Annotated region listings
——————————

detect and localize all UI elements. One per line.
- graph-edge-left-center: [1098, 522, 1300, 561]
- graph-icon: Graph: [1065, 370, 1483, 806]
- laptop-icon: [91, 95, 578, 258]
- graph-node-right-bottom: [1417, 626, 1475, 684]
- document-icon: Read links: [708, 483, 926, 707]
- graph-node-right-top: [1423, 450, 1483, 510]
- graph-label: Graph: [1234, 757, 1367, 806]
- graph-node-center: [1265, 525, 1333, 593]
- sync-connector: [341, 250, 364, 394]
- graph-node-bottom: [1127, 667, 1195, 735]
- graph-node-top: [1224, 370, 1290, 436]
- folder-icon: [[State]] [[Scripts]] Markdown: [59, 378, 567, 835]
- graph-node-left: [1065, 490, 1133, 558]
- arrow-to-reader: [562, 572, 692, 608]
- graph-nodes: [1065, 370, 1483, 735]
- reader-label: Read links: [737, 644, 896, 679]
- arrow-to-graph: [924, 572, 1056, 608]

——————————

▸ Exercise instructions
Write out the records again, replacing every "Read links" with "Follow links" and leaving everything else the same.

▸ Correct answer
detect and localize all UI elements. One per line.
- graph-edge-left-center: [1098, 522, 1300, 561]
- graph-icon: Graph: [1065, 370, 1483, 806]
- laptop-icon: [91, 95, 578, 258]
- graph-node-right-bottom: [1417, 626, 1475, 684]
- document-icon: Follow links: [708, 483, 926, 707]
- graph-node-right-top: [1423, 450, 1483, 510]
- graph-label: Graph: [1234, 757, 1367, 806]
- graph-node-center: [1265, 525, 1333, 593]
- sync-connector: [341, 250, 364, 394]
- graph-node-bottom: [1127, 667, 1195, 735]
- graph-node-top: [1224, 370, 1290, 436]
- folder-icon: [[State]] [[Scripts]] Markdown: [59, 378, 567, 835]
- graph-node-left: [1065, 490, 1133, 558]
- arrow-to-reader: [562, 572, 692, 608]
- graph-nodes: [1065, 370, 1483, 735]
- reader-label: Follow links: [737, 644, 896, 679]
- arrow-to-graph: [924, 572, 1056, 608]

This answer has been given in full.